Your goal - List the lines of this listing that hold the word "freezing".
Start Records shown
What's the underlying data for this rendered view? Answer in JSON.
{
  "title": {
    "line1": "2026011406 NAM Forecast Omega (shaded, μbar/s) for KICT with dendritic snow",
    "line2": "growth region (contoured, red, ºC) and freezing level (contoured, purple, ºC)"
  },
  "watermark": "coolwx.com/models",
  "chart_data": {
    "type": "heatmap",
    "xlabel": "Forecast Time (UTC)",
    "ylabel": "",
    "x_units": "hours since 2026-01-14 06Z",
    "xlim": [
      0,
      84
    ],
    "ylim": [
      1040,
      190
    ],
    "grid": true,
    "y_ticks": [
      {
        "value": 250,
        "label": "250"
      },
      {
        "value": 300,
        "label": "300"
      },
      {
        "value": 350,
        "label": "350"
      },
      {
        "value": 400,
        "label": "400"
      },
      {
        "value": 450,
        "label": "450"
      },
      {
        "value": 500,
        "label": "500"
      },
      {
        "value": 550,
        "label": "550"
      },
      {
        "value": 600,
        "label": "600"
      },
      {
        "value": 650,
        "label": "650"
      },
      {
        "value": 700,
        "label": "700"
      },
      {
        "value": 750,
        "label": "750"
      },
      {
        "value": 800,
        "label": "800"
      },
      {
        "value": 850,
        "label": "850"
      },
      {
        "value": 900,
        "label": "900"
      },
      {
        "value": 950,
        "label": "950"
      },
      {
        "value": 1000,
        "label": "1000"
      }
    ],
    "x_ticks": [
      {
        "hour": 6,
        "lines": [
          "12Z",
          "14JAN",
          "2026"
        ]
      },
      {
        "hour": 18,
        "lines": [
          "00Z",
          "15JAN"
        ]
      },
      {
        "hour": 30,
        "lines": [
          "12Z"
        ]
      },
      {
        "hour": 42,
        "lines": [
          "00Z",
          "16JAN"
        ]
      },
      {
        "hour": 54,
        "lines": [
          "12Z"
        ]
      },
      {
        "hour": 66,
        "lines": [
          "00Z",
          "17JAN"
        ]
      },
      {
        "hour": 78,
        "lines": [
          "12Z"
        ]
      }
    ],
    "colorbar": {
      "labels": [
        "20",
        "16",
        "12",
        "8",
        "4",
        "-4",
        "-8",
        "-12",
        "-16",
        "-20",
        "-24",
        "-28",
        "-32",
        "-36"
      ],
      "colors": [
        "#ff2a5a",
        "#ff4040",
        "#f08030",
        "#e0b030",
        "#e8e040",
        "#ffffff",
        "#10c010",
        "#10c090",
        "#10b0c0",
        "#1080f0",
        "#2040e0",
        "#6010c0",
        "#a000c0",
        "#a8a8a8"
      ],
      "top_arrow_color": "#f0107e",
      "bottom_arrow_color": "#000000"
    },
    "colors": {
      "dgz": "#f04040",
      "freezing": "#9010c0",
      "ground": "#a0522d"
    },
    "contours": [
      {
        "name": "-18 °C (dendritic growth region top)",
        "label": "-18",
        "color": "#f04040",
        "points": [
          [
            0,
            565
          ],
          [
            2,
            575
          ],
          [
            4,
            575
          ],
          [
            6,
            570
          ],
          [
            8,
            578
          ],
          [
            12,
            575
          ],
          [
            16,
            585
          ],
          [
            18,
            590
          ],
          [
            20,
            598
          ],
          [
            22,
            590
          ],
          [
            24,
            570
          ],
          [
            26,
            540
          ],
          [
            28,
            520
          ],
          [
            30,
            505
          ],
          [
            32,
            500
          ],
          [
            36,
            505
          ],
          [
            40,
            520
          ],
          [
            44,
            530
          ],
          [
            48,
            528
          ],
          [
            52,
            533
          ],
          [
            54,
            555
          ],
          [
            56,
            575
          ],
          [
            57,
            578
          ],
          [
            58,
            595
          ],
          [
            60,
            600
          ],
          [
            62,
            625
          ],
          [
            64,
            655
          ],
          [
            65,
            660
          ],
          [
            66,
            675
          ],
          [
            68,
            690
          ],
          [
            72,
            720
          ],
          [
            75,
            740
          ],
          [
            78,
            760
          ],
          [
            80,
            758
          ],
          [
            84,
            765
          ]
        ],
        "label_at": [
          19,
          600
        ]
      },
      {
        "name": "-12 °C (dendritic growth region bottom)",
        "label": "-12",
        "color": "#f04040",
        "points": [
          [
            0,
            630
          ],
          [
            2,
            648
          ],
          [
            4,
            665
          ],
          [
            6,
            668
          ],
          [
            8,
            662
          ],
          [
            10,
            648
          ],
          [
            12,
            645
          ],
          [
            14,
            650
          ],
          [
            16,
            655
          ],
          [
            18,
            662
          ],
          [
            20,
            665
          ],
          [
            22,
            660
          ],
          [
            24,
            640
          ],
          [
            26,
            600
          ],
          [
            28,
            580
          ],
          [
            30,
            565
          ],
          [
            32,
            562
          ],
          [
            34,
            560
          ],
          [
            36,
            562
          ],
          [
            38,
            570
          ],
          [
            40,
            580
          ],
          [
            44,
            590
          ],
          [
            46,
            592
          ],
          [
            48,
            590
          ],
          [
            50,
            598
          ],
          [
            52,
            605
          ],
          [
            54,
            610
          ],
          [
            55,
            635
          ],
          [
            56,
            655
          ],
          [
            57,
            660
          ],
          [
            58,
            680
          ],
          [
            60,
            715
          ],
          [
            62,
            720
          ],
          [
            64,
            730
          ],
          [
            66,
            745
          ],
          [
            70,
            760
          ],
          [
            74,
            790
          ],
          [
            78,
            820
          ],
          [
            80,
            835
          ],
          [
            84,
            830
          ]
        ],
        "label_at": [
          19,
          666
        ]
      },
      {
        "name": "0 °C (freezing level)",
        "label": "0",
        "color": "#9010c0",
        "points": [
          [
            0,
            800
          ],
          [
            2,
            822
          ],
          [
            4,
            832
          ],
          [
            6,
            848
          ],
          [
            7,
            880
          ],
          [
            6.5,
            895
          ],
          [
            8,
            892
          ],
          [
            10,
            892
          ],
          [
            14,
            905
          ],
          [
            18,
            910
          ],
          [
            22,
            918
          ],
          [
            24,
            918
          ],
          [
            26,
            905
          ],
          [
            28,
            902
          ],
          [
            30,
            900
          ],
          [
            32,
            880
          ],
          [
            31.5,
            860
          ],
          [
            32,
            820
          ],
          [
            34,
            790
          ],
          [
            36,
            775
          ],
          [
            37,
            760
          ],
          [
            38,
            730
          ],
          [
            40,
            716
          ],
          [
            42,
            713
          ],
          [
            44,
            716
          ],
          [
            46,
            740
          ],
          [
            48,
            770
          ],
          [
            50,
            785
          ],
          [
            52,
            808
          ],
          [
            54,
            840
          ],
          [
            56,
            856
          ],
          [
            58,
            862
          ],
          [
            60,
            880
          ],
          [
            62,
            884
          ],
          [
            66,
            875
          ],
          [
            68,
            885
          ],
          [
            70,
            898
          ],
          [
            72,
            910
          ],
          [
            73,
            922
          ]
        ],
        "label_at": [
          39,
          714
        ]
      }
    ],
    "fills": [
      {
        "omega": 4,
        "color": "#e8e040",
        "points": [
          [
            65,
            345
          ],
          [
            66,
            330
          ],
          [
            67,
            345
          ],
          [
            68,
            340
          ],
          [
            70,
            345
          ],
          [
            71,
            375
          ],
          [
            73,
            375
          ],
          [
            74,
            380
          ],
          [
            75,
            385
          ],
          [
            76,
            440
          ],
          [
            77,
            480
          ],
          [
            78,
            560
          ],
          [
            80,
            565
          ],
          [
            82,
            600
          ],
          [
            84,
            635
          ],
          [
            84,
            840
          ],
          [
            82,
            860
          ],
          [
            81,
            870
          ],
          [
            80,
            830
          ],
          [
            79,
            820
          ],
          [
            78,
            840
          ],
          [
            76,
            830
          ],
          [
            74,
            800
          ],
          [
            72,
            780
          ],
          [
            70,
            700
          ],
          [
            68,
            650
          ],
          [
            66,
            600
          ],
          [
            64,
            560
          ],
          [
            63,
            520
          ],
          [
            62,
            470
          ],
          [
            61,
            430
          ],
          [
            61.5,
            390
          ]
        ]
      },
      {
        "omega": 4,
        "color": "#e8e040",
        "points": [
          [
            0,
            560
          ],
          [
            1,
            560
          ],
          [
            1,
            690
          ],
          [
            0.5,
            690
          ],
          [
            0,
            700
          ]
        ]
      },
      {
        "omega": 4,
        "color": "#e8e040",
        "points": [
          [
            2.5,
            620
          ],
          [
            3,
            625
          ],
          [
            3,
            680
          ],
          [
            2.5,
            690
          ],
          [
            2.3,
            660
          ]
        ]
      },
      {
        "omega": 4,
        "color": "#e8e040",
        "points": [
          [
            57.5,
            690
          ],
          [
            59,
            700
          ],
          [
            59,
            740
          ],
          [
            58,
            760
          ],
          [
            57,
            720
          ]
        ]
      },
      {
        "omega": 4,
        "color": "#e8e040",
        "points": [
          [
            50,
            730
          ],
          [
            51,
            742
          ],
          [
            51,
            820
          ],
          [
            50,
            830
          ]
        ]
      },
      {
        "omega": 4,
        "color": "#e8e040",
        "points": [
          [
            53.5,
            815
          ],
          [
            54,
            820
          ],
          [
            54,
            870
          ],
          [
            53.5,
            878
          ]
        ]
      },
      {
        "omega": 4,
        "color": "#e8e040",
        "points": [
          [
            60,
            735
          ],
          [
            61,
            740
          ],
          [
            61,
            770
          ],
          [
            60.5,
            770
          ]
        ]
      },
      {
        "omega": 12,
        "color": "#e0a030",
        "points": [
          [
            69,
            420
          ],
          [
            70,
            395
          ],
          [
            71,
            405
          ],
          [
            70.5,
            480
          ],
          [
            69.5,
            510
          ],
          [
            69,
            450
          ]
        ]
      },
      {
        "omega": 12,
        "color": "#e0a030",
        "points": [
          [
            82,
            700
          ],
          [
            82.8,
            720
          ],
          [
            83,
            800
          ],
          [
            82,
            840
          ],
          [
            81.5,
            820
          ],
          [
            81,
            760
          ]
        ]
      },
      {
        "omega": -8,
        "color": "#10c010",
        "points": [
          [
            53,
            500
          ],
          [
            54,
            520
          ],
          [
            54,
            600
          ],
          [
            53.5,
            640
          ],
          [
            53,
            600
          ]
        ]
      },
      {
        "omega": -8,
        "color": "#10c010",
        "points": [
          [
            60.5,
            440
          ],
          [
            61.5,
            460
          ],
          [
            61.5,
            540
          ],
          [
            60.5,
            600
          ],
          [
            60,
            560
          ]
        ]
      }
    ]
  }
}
End Records shown
Worked answer -
    "line2": "growth region (contoured, red, ºC) and freezing level (contoured, purple, ºC)"
      "freezing": "#9010c0",
        "name": "0 °C (freezing level)",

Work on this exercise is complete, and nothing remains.